WORK TO COMPLETE -
Rewrite the data below with every "table-cell" changed to "grid-cell" and everything else left the same. Omit the pictures from your answer.

((

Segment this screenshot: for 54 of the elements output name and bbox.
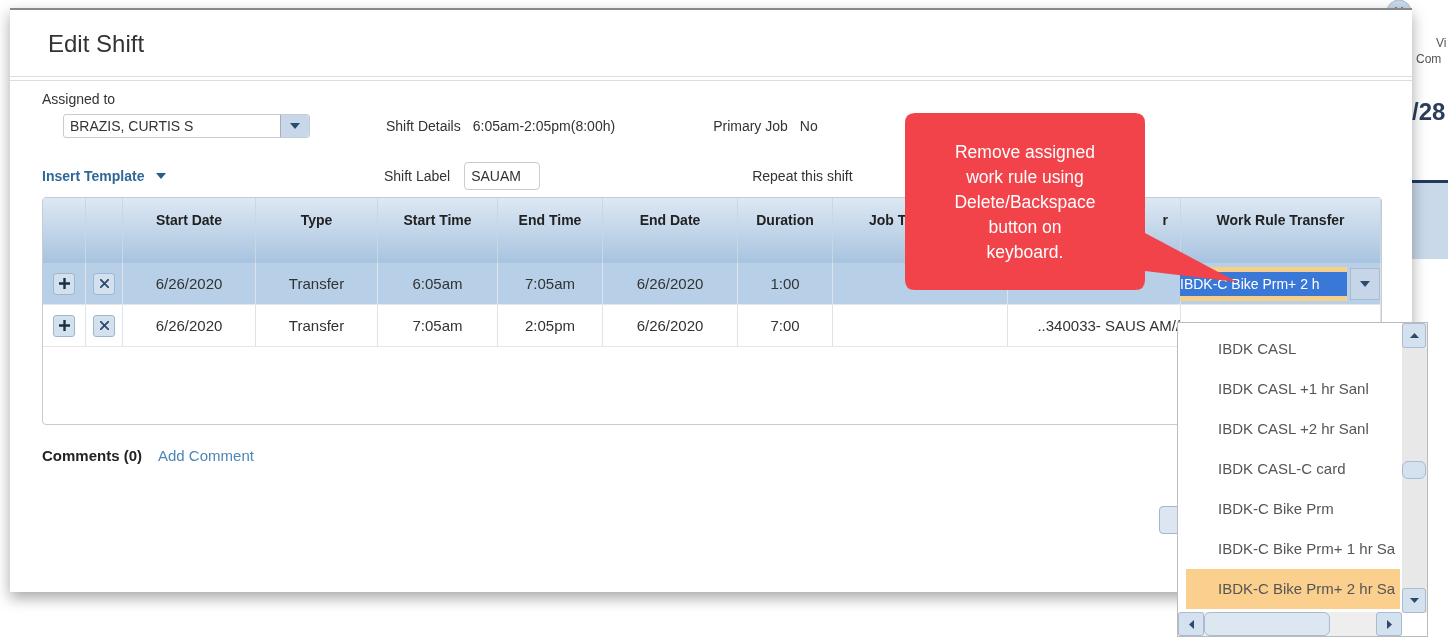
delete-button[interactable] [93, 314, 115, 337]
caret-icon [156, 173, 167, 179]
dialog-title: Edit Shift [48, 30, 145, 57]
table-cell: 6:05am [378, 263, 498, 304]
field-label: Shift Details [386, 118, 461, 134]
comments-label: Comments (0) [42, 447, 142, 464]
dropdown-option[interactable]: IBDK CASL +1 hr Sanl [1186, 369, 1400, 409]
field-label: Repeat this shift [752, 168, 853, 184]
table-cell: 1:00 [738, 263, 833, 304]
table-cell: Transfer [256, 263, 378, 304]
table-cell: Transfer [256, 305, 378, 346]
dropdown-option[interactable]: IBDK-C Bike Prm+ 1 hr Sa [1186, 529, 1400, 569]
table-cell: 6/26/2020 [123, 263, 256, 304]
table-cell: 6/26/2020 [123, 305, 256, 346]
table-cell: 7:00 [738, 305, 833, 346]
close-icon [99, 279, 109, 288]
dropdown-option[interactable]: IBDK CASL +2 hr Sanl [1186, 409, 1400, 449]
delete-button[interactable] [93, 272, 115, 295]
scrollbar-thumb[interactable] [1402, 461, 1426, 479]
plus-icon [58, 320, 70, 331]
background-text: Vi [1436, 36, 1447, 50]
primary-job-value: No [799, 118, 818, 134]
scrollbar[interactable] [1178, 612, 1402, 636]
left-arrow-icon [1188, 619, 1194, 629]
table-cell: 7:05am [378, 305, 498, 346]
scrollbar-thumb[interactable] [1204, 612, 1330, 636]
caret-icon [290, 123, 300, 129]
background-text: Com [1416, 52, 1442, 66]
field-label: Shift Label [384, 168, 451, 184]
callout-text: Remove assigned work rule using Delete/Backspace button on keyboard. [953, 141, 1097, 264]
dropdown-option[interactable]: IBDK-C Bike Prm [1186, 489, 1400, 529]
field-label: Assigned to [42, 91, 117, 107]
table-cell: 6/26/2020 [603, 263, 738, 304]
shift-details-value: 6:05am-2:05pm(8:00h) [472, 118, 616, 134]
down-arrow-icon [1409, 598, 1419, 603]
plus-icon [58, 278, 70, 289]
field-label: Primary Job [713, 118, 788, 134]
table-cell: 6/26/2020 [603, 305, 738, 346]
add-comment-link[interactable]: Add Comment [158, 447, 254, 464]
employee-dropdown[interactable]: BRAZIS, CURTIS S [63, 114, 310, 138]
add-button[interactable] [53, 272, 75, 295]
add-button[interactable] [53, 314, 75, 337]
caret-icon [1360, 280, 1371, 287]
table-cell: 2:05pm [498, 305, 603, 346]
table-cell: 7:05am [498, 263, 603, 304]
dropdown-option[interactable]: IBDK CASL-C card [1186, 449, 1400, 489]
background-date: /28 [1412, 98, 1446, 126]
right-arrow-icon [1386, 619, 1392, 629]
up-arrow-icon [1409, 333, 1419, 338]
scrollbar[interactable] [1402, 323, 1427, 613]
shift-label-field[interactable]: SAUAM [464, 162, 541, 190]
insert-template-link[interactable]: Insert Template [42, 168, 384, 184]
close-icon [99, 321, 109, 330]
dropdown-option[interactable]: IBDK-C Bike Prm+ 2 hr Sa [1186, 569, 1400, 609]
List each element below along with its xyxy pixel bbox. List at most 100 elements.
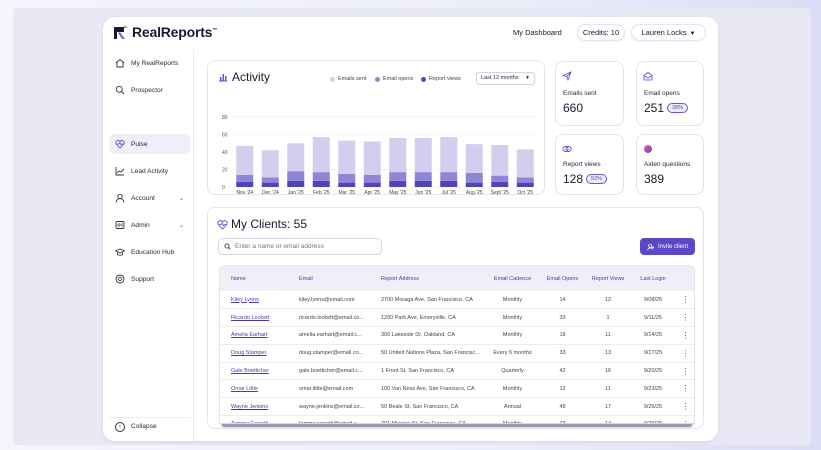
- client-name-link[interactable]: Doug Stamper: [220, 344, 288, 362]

))

EXERCISE SOLUTION -
Segment this screenshot: for 54 of the elements output name and bbox.
delete-button[interactable] [93, 314, 115, 337]
caret-icon [156, 173, 167, 179]
dialog-title: Edit Shift [48, 30, 145, 57]
grid-cell: 6:05am [378, 263, 498, 304]
field-label: Shift Details [386, 118, 461, 134]
comments-label: Comments (0) [42, 447, 142, 464]
dropdown-option[interactable]: IBDK CASL +1 hr Sanl [1186, 369, 1400, 409]
field-label: Repeat this shift [752, 168, 853, 184]
grid-cell: 1:00 [738, 263, 833, 304]
grid-cell: Transfer [256, 263, 378, 304]
grid-cell: Transfer [256, 305, 378, 346]
dropdown-option[interactable]: IBDK-C Bike Prm+ 1 hr Sa [1186, 529, 1400, 569]
grid-cell: 6/26/2020 [123, 263, 256, 304]
grid-cell: 6/26/2020 [123, 305, 256, 346]
grid-cell: 7:00 [738, 305, 833, 346]
close-icon [99, 279, 109, 288]
dropdown-option[interactable]: IBDK CASL +2 hr Sanl [1186, 409, 1400, 449]
delete-button[interactable] [93, 272, 115, 295]
scrollbar-thumb[interactable] [1402, 461, 1426, 479]
plus-icon [58, 320, 70, 331]
background-text: Vi [1436, 36, 1447, 50]
primary-job-value: No [799, 118, 818, 134]
scrollbar[interactable] [1178, 612, 1402, 636]
left-arrow-icon [1188, 619, 1194, 629]
grid-cell: 7:05am [378, 305, 498, 346]
scrollbar-thumb[interactable] [1204, 612, 1330, 636]
caret-icon [290, 123, 300, 129]
background-text: Com [1416, 52, 1442, 66]
field-label: Shift Label [384, 168, 451, 184]
callout-text: Remove assigned work rule using Delete/Backspace button on keyboard. [953, 141, 1097, 264]
dropdown-option[interactable]: IBDK-C Bike Prm [1186, 489, 1400, 529]
field-label: Assigned to [42, 91, 117, 107]
grid-cell: 6/26/2020 [603, 263, 738, 304]
shift-details-value: 6:05am-2:05pm(8:00h) [472, 118, 616, 134]
down-arrow-icon [1409, 598, 1419, 603]
plus-icon [58, 278, 70, 289]
field-label: Primary Job [713, 118, 788, 134]
grid-cell: 6/26/2020 [603, 305, 738, 346]
add-comment-link[interactable]: Add Comment [158, 447, 254, 464]
employee-dropdown[interactable]: BRAZIS, CURTIS S [63, 114, 310, 138]
add-button[interactable] [53, 272, 75, 295]
add-button[interactable] [53, 314, 75, 337]
caret-icon [1360, 280, 1371, 287]
grid-cell: 2:05pm [498, 305, 603, 346]
grid-cell: 7:05am [498, 263, 603, 304]
dropdown-option[interactable]: IBDK CASL-C card [1186, 449, 1400, 489]
background-date: /28 [1412, 98, 1446, 126]
right-arrow-icon [1386, 619, 1392, 629]
up-arrow-icon [1409, 333, 1419, 338]
scrollbar[interactable] [1402, 323, 1427, 613]
shift-label-field[interactable]: SAUAM [464, 162, 541, 190]
insert-template-link[interactable]: Insert Template [42, 168, 384, 184]
close-icon [99, 321, 109, 330]
dropdown-option[interactable]: IBDK-C Bike Prm+ 2 hr Sa [1186, 569, 1400, 609]
List each element below along with its xyxy pixel bbox. List at most 100 elements.
- client-name-link[interactable]: Doug Stamper: [220, 344, 288, 362]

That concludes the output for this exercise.